» **What is expected**
Without including any images, reproduce each entry exactly.

» **Stored data**
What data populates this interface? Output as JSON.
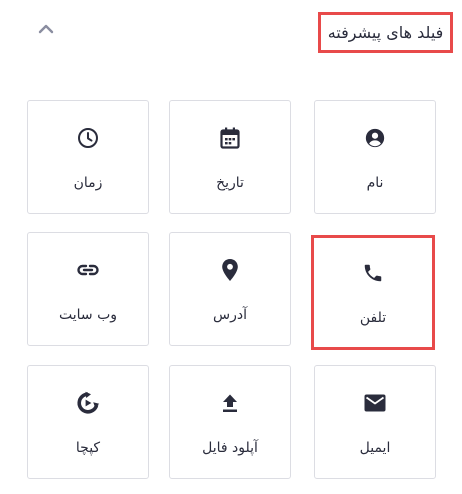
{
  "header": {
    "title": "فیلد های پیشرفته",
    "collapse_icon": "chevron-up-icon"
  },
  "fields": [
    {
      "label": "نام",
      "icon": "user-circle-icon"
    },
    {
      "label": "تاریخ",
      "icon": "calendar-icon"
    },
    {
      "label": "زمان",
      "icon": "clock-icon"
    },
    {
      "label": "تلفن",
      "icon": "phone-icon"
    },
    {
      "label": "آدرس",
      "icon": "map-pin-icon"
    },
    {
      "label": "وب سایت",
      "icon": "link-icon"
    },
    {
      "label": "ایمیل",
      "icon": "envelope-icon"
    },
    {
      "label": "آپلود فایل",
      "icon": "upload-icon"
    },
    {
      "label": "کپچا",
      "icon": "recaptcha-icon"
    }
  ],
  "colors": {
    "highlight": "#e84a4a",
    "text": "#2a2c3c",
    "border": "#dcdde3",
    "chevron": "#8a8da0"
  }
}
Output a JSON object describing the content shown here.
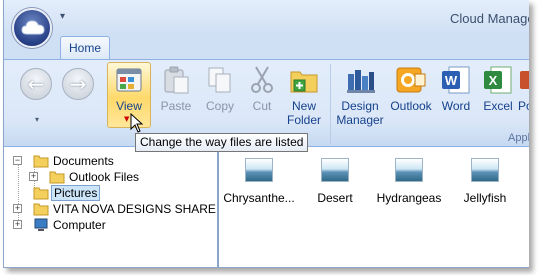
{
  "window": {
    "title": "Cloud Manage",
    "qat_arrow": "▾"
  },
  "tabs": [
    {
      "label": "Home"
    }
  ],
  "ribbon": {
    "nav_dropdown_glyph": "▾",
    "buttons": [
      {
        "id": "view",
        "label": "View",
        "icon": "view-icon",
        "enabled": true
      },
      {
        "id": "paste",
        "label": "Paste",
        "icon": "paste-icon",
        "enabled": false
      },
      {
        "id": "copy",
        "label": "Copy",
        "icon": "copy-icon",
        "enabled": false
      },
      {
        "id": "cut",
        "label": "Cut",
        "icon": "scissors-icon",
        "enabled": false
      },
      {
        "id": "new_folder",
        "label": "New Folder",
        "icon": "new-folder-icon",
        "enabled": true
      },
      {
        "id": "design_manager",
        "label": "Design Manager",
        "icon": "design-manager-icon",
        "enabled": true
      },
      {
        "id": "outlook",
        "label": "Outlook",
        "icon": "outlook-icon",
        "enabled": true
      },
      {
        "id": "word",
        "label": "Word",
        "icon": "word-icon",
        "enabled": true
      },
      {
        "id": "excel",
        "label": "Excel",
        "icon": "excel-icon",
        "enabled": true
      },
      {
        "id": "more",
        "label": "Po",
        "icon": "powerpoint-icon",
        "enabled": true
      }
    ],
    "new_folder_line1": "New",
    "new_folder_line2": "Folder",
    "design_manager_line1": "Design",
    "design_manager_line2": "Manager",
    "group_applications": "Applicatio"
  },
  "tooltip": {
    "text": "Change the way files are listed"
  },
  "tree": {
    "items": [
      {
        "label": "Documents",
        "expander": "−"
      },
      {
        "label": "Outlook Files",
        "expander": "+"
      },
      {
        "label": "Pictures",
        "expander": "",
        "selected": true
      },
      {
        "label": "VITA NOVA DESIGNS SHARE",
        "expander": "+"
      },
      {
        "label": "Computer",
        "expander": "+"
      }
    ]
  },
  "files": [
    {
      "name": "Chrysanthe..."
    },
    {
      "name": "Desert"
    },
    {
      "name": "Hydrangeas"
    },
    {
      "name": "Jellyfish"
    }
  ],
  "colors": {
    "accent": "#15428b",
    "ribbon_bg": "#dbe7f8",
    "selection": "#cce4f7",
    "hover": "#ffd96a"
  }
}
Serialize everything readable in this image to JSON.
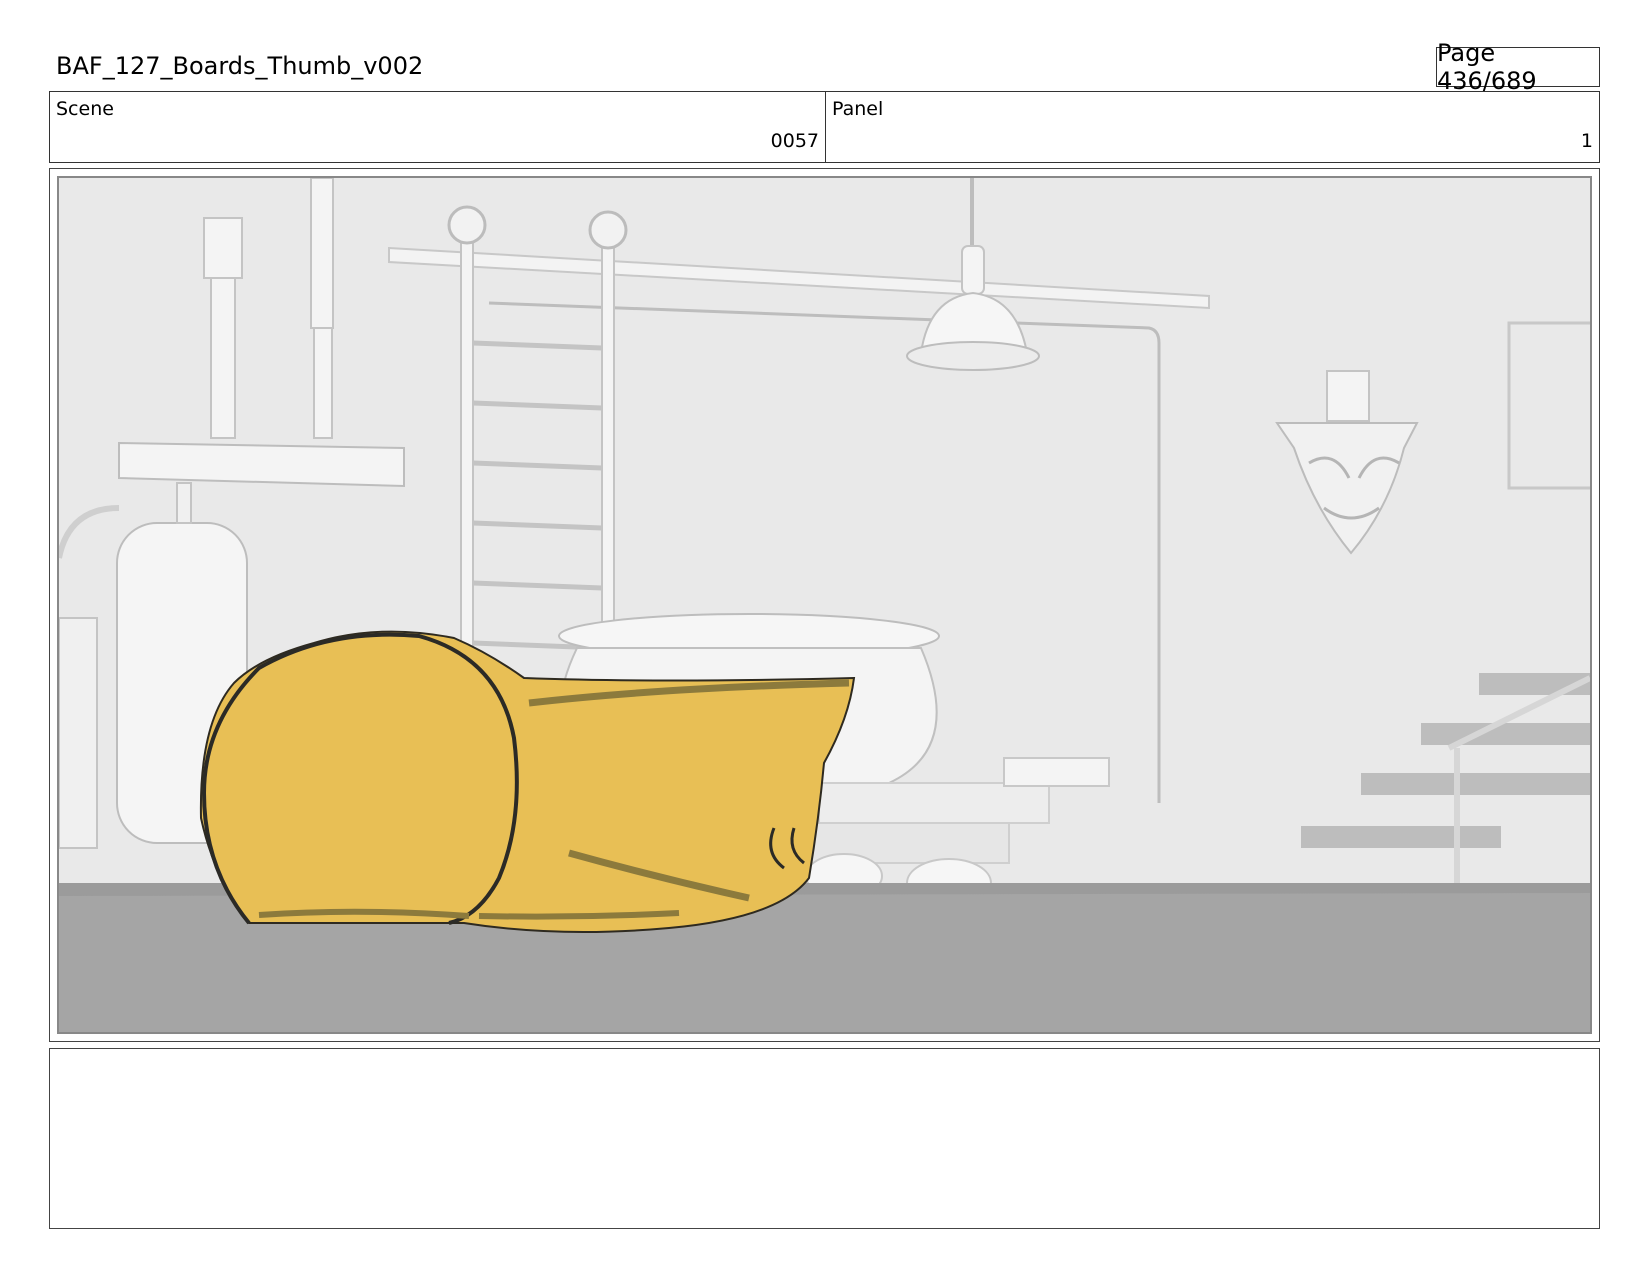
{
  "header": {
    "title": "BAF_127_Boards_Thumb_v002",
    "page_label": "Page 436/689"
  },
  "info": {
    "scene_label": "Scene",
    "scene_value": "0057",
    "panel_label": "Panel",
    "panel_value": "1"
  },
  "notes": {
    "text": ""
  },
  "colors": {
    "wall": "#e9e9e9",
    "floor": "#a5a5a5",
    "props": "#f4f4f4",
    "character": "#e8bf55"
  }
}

» **Output of the task**
What data populates this interface? Output as JSON.
{
  "header": {
    "title": "فیلد های پیشرفته",
    "collapse_icon": "chevron-up-icon"
  },
  "fields": [
    {
      "label": "نام",
      "icon": "user-circle-icon"
    },
    {
      "label": "تاریخ",
      "icon": "calendar-icon"
    },
    {
      "label": "زمان",
      "icon": "clock-icon"
    },
    {
      "label": "تلفن",
      "icon": "phone-icon"
    },
    {
      "label": "آدرس",
      "icon": "map-pin-icon"
    },
    {
      "label": "وب سایت",
      "icon": "link-icon"
    },
    {
      "label": "ایمیل",
      "icon": "envelope-icon"
    },
    {
      "label": "آپلود فایل",
      "icon": "upload-icon"
    },
    {
      "label": "کپچا",
      "icon": "recaptcha-icon"
    }
  ],
  "colors": {
    "highlight": "#e84a4a",
    "text": "#2a2c3c",
    "border": "#dcdde3",
    "chevron": "#8a8da0"
  }
}
Output a JSON object describing the content shown here.
{
  "window": {
    "title": "Cloud Manage",
    "qat_arrow": "▾"
  },
  "tabs": [
    {
      "label": "Home"
    }
  ],
  "ribbon": {
    "nav_dropdown_glyph": "▾",
    "buttons": [
      {
        "id": "view",
        "label": "View",
        "icon": "view-icon",
        "enabled": true
      },
      {
        "id": "paste",
        "label": "Paste",
        "icon": "paste-icon",
        "enabled": false
      },
      {
        "id": "copy",
        "label": "Copy",
        "icon": "copy-icon",
        "enabled": false
      },
      {
        "id": "cut",
        "label": "Cut",
        "icon": "scissors-icon",
        "enabled": false
      },
      {
        "id": "new_folder",
        "label": "New Folder",
        "icon": "new-folder-icon",
        "enabled": true
      },
      {
        "id": "design_manager",
        "label": "Design Manager",
        "icon": "design-manager-icon",
        "enabled": true
      },
      {
        "id": "outlook",
        "label": "Outlook",
        "icon": "outlook-icon",
        "enabled": true
      },
      {
        "id": "word",
        "label": "Word",
        "icon": "word-icon",
        "enabled": true
      },
      {
        "id": "excel",
        "label": "Excel",
        "icon": "excel-icon",
        "enabled": true
      },
      {
        "id": "more",
        "label": "Po",
        "icon": "powerpoint-icon",
        "enabled": true
      }
    ],
    "new_folder_line1": "New",
    "new_folder_line2": "Folder",
    "design_manager_line1": "Design",
    "design_manager_line2": "Manager",
    "group_applications": "Applicatio"
  },
  "tooltip": {
    "text": "Change the way files are listed"
  },
  "tree": {
    "items": [
      {
        "label": "Documents",
        "expander": "−"
      },
      {
        "label": "Outlook Files",
        "expander": "+"
      },
      {
        "label": "Pictures",
        "expander": "",
        "selected": true
      },
      {
        "label": "VITA NOVA DESIGNS SHARE",
        "expander": "+"
      },
      {
        "label": "Computer",
        "expander": "+"
      }
    ]
  },
  "files": [
    {
      "name": "Chrysanthe..."
    },
    {
      "name": "Desert"
    },
    {
      "name": "Hydrangeas"
    },
    {
      "name": "Jellyfish"
    }
  ],
  "colors": {
    "accent": "#15428b",
    "ribbon_bg": "#dbe7f8",
    "selection": "#cce4f7",
    "hover": "#ffd96a"
  }
}
Serialize everything readable in this image to JSON.
{
  "header": {
    "title": "BAF_127_Boards_Thumb_v002",
    "page_label": "Page 436/689"
  },
  "info": {
    "scene_label": "Scene",
    "scene_value": "0057",
    "panel_label": "Panel",
    "panel_value": "1"
  },
  "notes": {
    "text": ""
  },
  "colors": {
    "wall": "#e9e9e9",
    "floor": "#a5a5a5",
    "props": "#f4f4f4",
    "character": "#e8bf55"
  }
}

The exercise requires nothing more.